(Dataset records on visual material)
* START *
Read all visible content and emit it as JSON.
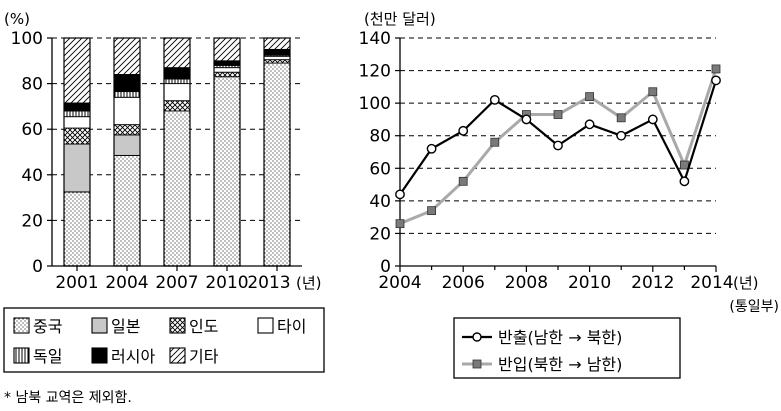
{
  "chart_data": [
    {
      "type": "bar",
      "stacked": true,
      "ylabel": "(%)",
      "ylim": [
        0,
        100
      ],
      "yticks": [
        "0",
        "20",
        "40",
        "60",
        "80",
        "100"
      ],
      "categories": [
        "2001",
        "2004",
        "2007",
        "2010",
        "2013"
      ],
      "x_unit_label": "(년)",
      "grid": true,
      "series": [
        {
          "name": "중국",
          "pattern": "dots",
          "values": [
            32.5,
            48.5,
            68,
            83,
            89
          ]
        },
        {
          "name": "일본",
          "pattern": "gray",
          "values": [
            21,
            9,
            0,
            0,
            0
          ]
        },
        {
          "name": "인도",
          "pattern": "crosshatch",
          "values": [
            7,
            4.5,
            4.5,
            2,
            1.5
          ]
        },
        {
          "name": "타이",
          "pattern": "white",
          "values": [
            5,
            12,
            7.5,
            2,
            1.5
          ]
        },
        {
          "name": "독일",
          "pattern": "vertical-lines",
          "values": [
            2.5,
            2.5,
            2,
            1,
            0.5
          ]
        },
        {
          "name": "러시아",
          "pattern": "black",
          "values": [
            3.5,
            7.5,
            5,
            2,
            2.5
          ]
        },
        {
          "name": "기타",
          "pattern": "diagonal",
          "values": [
            28.5,
            16,
            13,
            10,
            5
          ]
        }
      ]
    },
    {
      "type": "line",
      "ylabel": "(천만 달러)",
      "ylim": [
        0,
        140
      ],
      "yticks": [
        "0",
        "20",
        "40",
        "60",
        "80",
        "100",
        "120",
        "140"
      ],
      "xlim": [
        2004,
        2014
      ],
      "xticks": [
        "2004",
        "2006",
        "2008",
        "2010",
        "2012",
        "2014"
      ],
      "x_unit_label": "(년)",
      "x_unit_label2": "(통일부)",
      "grid": true,
      "x": [
        2004,
        2005,
        2006,
        2007,
        2008,
        2009,
        2010,
        2011,
        2012,
        2013,
        2014
      ],
      "series": [
        {
          "name": "반출(남한 → 북한)",
          "color": "#000000",
          "marker": "open-circle",
          "values": [
            44,
            72,
            83,
            102,
            90,
            74,
            87,
            80,
            90,
            52,
            114
          ]
        },
        {
          "name": "반입(북한 → 남한)",
          "color": "#a9a9a9",
          "marker": "gray-square",
          "values": [
            26,
            34,
            52,
            76,
            93,
            93,
            104,
            91,
            107,
            62,
            121
          ]
        }
      ]
    }
  ],
  "footnote": "* 남북 교역은 제외함."
}
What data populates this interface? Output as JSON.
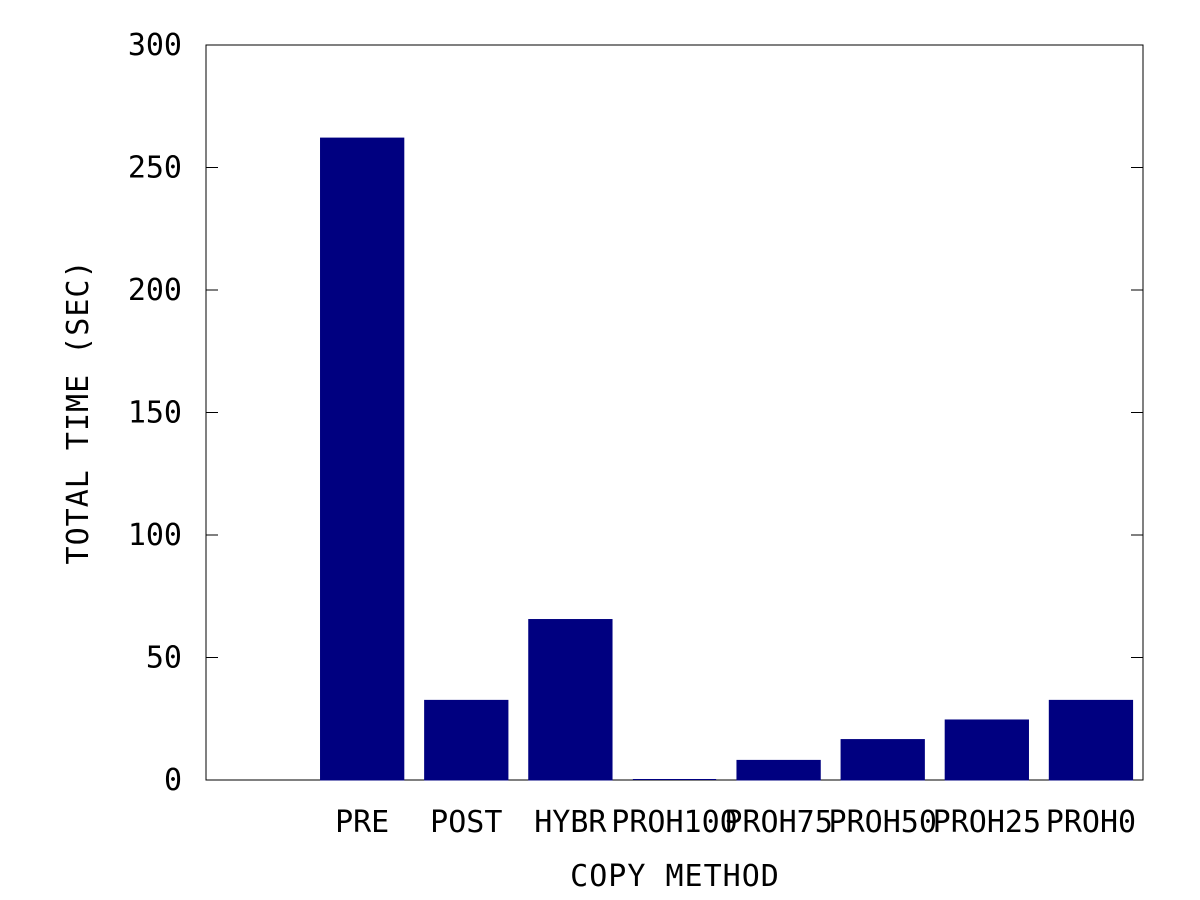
{
  "chart_data": {
    "type": "bar",
    "title": "",
    "xlabel": "COPY METHOD",
    "ylabel": "TOTAL TIME (SEC)",
    "ylim": [
      0,
      300
    ],
    "yticks": [
      "0",
      "50",
      "100",
      "150",
      "200",
      "250",
      "300"
    ],
    "categories": [
      "",
      "PRE",
      "POST",
      "HYBR",
      "PROH100",
      "PROH75",
      "PROH50",
      "PROH25",
      "PROH0"
    ],
    "series": [
      {
        "values": [
          0,
          262,
          32.5,
          65.5,
          0,
          8,
          16.5,
          24.5,
          32.5
        ]
      }
    ],
    "bar_color": "#000080",
    "grid": false,
    "legend": "none"
  }
}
* END *
• **Requirement**
Print every entry above again without changing a word, and omit the pictures.

• **Task result**
Read all visible content and emit it as JSON.
{
  "chart_data": [
    {
      "type": "bar",
      "stacked": true,
      "ylabel": "(%)",
      "ylim": [
        0,
        100
      ],
      "yticks": [
        "0",
        "20",
        "40",
        "60",
        "80",
        "100"
      ],
      "categories": [
        "2001",
        "2004",
        "2007",
        "2010",
        "2013"
      ],
      "x_unit_label": "(년)",
      "grid": true,
      "series": [
        {
          "name": "중국",
          "pattern": "dots",
          "values": [
            32.5,
            48.5,
            68,
            83,
            89
          ]
        },
        {
          "name": "일본",
          "pattern": "gray",
          "values": [
            21,
            9,
            0,
            0,
            0
          ]
        },
        {
          "name": "인도",
          "pattern": "crosshatch",
          "values": [
            7,
            4.5,
            4.5,
            2,
            1.5
          ]
        },
        {
          "name": "타이",
          "pattern": "white",
          "values": [
            5,
            12,
            7.5,
            2,
            1.5
          ]
        },
        {
          "name": "독일",
          "pattern": "vertical-lines",
          "values": [
            2.5,
            2.5,
            2,
            1,
            0.5
          ]
        },
        {
          "name": "러시아",
          "pattern": "black",
          "values": [
            3.5,
            7.5,
            5,
            2,
            2.5
          ]
        },
        {
          "name": "기타",
          "pattern": "diagonal",
          "values": [
            28.5,
            16,
            13,
            10,
            5
          ]
        }
      ]
    },
    {
      "type": "line",
      "ylabel": "(천만 달러)",
      "ylim": [
        0,
        140
      ],
      "yticks": [
        "0",
        "20",
        "40",
        "60",
        "80",
        "100",
        "120",
        "140"
      ],
      "xlim": [
        2004,
        2014
      ],
      "xticks": [
        "2004",
        "2006",
        "2008",
        "2010",
        "2012",
        "2014"
      ],
      "x_unit_label": "(년)",
      "x_unit_label2": "(통일부)",
      "grid": true,
      "x": [
        2004,
        2005,
        2006,
        2007,
        2008,
        2009,
        2010,
        2011,
        2012,
        2013,
        2014
      ],
      "series": [
        {
          "name": "반출(남한 → 북한)",
          "color": "#000000",
          "marker": "open-circle",
          "values": [
            44,
            72,
            83,
            102,
            90,
            74,
            87,
            80,
            90,
            52,
            114
          ]
        },
        {
          "name": "반입(북한 → 남한)",
          "color": "#a9a9a9",
          "marker": "gray-square",
          "values": [
            26,
            34,
            52,
            76,
            93,
            93,
            104,
            91,
            107,
            62,
            121
          ]
        }
      ]
    }
  ],
  "footnote": "* 남북 교역은 제외함."
}
What data populates this interface? Output as JSON.
{
  "chart_data": {
    "type": "bar",
    "title": "",
    "xlabel": "COPY METHOD",
    "ylabel": "TOTAL TIME (SEC)",
    "ylim": [
      0,
      300
    ],
    "yticks": [
      "0",
      "50",
      "100",
      "150",
      "200",
      "250",
      "300"
    ],
    "categories": [
      "",
      "PRE",
      "POST",
      "HYBR",
      "PROH100",
      "PROH75",
      "PROH50",
      "PROH25",
      "PROH0"
    ],
    "series": [
      {
        "values": [
          0,
          262,
          32.5,
          65.5,
          0,
          8,
          16.5,
          24.5,
          32.5
        ]
      }
    ],
    "bar_color": "#000080",
    "grid": false,
    "legend": "none"
  }
}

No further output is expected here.